[Items from a dataset]
↓

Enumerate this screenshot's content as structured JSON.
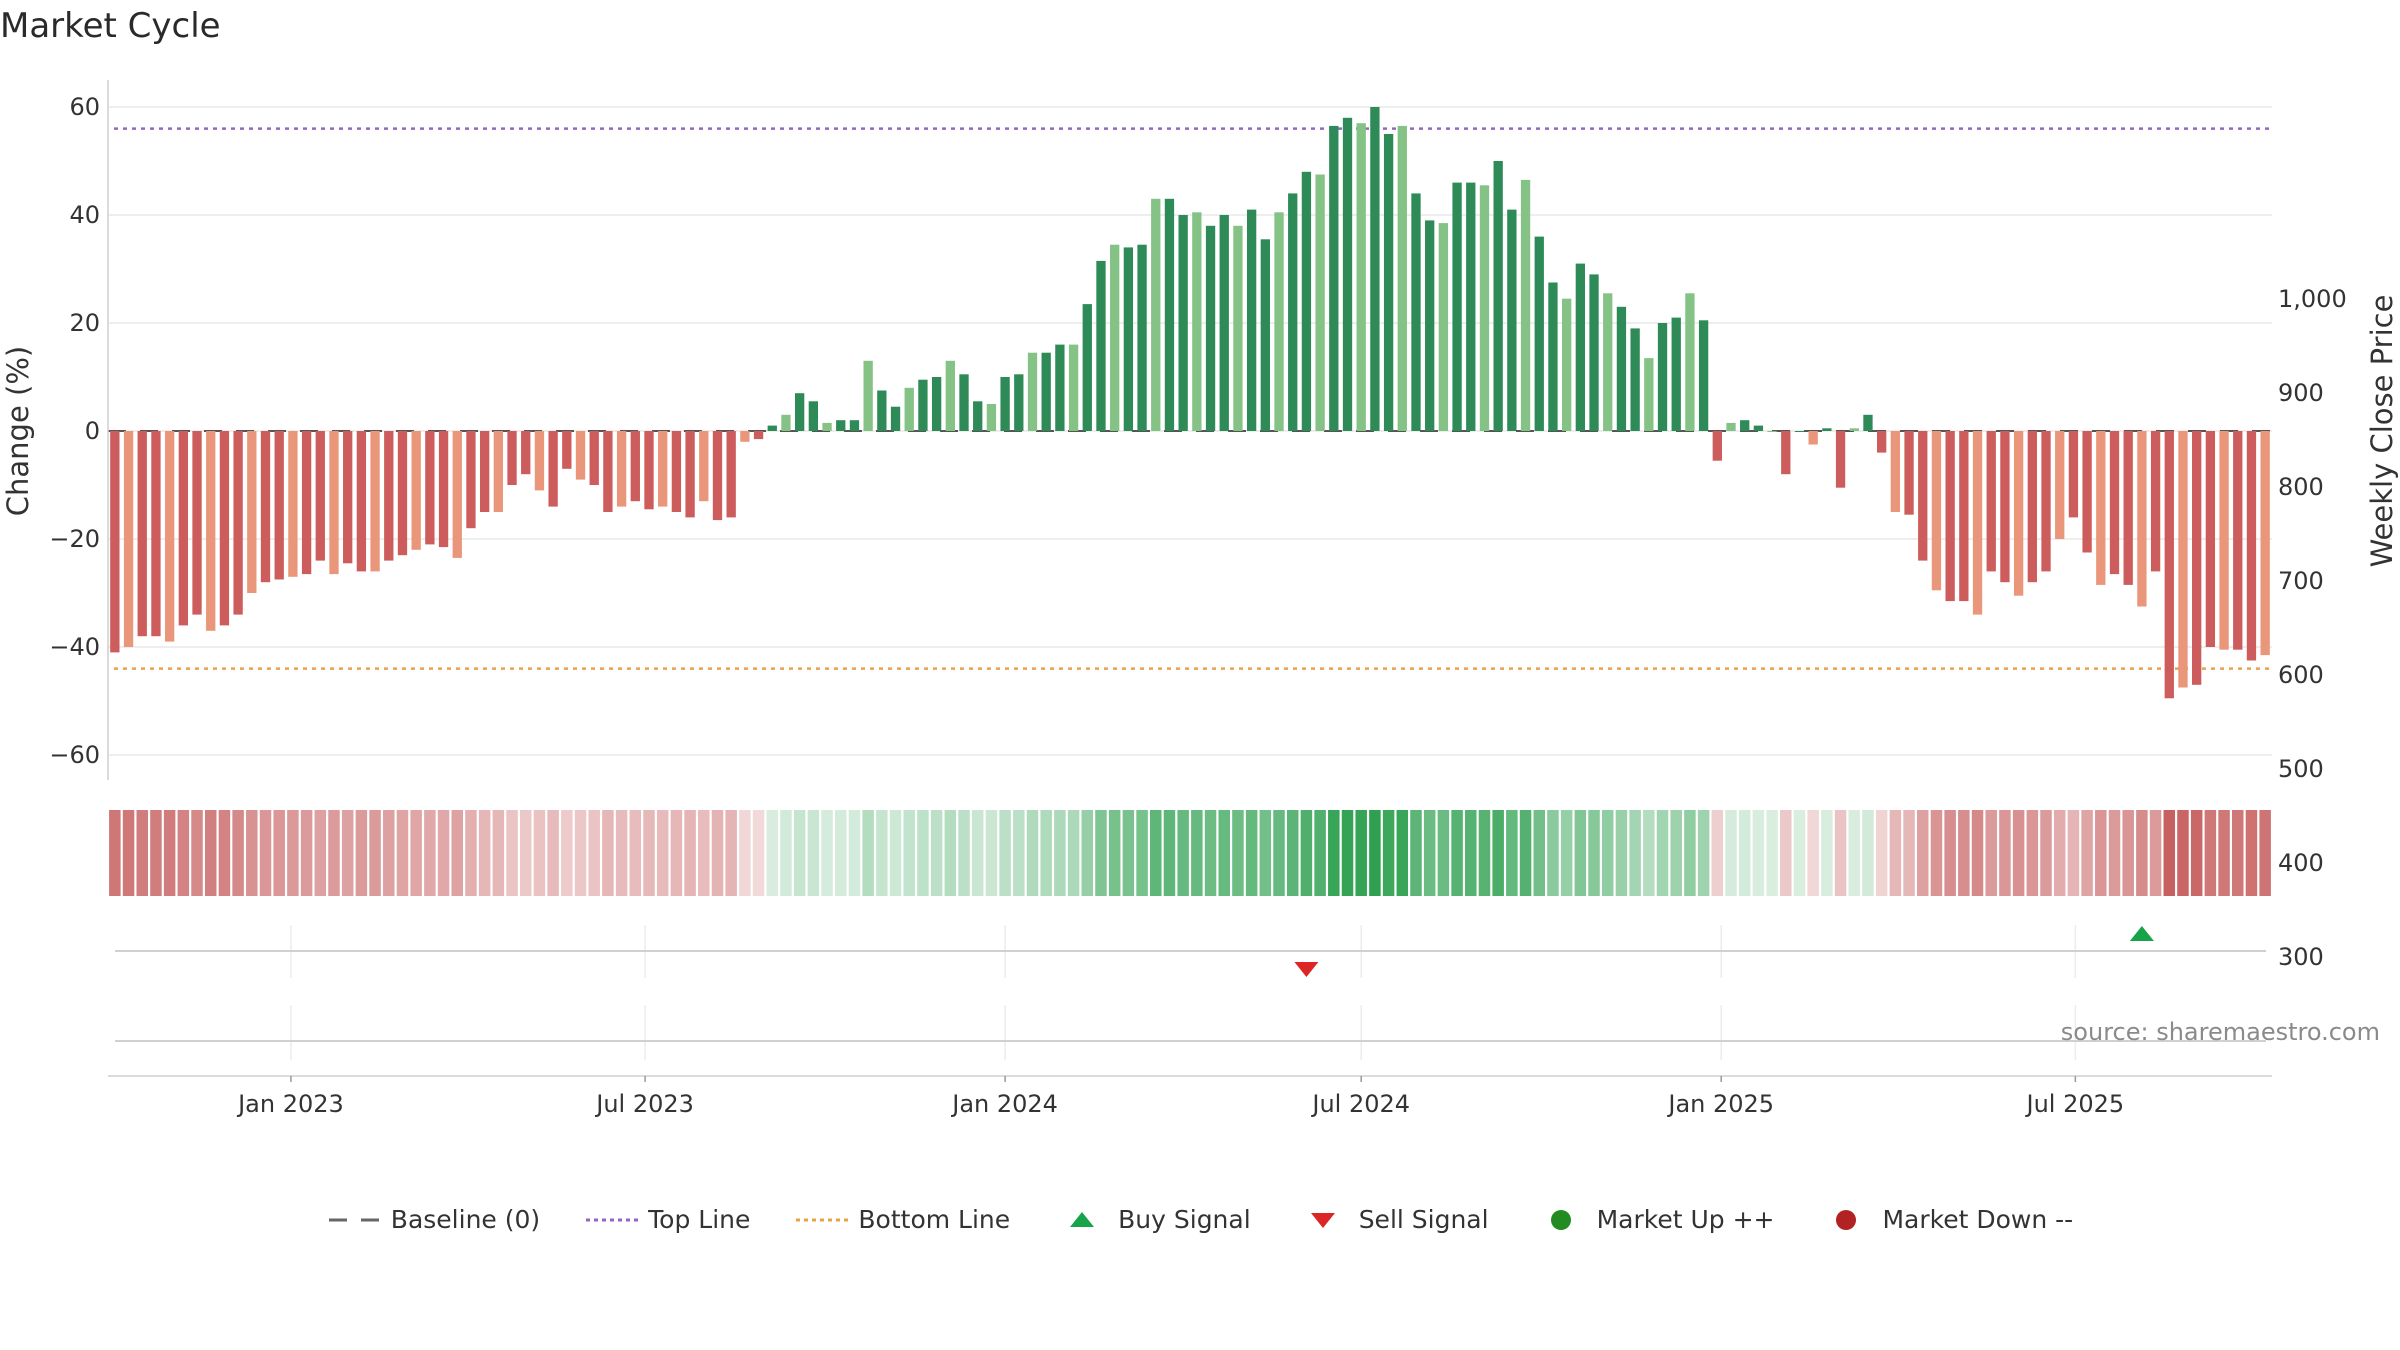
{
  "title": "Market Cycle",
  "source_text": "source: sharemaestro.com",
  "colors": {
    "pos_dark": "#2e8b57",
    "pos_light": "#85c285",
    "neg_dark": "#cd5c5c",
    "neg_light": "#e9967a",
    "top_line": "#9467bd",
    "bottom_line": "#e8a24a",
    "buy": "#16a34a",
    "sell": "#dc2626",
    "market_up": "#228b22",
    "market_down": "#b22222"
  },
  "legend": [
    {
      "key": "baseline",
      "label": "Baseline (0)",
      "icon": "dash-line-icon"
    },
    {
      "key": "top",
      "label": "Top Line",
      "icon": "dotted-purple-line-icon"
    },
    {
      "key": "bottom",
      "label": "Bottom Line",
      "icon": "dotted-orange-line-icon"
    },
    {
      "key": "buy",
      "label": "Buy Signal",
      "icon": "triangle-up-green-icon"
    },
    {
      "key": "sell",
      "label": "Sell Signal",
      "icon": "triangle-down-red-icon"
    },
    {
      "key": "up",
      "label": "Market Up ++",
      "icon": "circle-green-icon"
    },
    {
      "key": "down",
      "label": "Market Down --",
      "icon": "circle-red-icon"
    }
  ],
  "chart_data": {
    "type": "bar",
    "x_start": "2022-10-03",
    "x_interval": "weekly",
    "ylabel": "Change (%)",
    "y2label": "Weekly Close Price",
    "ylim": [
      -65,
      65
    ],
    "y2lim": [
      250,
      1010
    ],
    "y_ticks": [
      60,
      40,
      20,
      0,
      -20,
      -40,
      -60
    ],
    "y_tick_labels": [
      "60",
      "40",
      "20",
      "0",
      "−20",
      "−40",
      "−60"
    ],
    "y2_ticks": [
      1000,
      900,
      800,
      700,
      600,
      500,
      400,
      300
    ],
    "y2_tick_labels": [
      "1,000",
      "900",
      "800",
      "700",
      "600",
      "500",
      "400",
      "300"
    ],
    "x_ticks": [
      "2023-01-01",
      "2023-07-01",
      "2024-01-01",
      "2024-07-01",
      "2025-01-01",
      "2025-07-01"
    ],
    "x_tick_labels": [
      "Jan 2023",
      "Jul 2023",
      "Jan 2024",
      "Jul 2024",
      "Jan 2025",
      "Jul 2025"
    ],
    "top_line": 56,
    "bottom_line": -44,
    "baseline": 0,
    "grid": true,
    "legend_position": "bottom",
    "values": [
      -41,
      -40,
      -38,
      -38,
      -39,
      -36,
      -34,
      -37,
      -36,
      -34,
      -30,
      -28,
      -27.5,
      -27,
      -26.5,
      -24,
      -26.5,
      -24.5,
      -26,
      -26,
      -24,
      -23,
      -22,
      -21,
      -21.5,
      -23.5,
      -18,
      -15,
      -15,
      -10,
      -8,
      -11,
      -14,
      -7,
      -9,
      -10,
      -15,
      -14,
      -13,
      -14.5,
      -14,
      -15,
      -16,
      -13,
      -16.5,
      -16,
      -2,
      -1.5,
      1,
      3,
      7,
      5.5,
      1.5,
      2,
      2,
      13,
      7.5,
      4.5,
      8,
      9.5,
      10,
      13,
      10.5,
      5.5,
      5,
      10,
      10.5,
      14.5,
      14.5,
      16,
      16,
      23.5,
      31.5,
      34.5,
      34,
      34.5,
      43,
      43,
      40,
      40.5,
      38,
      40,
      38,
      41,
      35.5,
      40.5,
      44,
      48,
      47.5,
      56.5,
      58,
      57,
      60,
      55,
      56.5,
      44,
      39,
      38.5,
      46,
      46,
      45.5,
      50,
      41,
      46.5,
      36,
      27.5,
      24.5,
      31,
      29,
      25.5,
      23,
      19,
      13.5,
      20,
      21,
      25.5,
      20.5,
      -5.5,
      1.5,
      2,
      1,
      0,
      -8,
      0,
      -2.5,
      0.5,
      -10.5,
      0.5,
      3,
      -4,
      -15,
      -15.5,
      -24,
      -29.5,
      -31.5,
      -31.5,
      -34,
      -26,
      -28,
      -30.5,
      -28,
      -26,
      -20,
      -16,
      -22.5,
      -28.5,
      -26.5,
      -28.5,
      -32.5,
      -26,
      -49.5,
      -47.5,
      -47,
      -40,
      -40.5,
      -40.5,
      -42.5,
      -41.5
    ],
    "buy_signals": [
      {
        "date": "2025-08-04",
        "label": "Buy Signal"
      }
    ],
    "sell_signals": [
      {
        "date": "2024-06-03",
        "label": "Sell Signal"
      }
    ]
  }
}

↑
↓

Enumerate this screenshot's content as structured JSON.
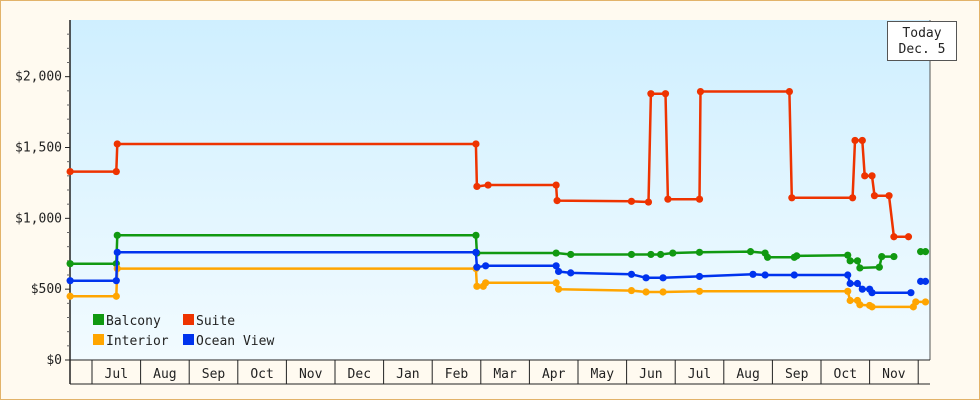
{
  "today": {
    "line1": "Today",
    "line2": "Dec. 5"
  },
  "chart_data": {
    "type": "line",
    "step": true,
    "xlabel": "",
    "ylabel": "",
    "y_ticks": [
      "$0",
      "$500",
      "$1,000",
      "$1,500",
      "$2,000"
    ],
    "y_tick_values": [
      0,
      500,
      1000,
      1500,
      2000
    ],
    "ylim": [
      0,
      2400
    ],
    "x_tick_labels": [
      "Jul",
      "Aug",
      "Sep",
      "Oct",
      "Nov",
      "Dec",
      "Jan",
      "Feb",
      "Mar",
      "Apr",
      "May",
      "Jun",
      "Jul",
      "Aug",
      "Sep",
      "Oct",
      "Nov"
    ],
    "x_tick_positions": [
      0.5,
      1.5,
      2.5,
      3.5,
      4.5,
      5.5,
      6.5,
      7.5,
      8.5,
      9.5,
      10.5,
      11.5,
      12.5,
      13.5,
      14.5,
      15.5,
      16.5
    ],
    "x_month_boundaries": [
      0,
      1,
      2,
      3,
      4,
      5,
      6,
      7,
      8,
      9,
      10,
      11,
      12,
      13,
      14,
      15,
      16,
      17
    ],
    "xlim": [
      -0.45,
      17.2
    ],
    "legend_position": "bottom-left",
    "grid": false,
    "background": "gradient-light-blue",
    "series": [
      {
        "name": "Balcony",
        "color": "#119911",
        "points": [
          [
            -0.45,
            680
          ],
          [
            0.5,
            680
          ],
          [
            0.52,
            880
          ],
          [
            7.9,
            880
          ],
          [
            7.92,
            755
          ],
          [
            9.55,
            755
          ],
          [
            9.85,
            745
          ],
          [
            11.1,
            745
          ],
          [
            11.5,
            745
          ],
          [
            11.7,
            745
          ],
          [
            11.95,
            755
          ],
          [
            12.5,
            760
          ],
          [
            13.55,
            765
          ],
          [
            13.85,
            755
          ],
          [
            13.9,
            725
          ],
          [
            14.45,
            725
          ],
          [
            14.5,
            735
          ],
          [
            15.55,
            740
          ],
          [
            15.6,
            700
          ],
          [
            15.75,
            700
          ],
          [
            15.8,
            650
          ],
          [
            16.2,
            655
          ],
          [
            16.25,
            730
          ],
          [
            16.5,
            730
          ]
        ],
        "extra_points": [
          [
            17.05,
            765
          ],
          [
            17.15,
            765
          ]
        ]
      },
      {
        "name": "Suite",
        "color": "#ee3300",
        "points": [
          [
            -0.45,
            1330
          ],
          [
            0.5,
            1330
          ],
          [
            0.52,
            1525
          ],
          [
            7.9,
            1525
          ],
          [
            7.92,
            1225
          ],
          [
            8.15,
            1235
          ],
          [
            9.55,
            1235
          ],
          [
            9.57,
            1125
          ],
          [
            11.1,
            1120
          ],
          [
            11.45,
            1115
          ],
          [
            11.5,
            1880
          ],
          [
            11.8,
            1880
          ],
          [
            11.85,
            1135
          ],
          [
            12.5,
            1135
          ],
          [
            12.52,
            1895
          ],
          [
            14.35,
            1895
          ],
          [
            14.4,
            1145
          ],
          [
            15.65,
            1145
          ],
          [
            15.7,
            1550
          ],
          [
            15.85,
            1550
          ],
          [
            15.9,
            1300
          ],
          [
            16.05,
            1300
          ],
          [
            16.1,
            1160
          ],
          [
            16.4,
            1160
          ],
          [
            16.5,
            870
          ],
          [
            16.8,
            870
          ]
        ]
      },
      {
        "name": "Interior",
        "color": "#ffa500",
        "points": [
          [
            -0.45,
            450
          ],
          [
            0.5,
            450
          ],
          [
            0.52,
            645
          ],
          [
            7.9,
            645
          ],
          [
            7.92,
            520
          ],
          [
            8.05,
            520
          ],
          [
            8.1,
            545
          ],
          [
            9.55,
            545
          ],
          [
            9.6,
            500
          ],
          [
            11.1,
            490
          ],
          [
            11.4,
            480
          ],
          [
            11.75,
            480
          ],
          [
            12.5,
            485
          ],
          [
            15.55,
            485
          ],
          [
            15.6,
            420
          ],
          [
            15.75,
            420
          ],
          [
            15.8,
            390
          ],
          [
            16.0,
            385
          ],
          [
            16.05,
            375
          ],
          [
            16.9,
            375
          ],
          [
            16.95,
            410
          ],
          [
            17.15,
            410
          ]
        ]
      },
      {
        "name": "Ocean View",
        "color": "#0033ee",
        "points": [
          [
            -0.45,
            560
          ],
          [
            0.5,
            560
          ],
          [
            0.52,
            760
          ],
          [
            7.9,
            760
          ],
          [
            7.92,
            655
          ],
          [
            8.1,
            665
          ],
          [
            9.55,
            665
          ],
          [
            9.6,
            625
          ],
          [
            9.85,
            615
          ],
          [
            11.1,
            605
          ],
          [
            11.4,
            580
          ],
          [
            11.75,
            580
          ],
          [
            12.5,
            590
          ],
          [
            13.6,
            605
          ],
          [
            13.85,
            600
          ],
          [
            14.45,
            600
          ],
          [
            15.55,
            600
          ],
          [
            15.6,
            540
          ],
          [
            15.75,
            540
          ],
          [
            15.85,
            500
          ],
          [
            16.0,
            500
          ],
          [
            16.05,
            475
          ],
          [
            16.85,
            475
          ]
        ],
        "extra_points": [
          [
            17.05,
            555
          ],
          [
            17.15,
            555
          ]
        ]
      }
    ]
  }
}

↑

- STATED EXERCISE:
Choose all lines containing the string "triangle" and copy them out.

- EXPECTED ANSWER:
      "icon": "triangle-up-green-icon"
      "icon": "triangle-down-red-icon"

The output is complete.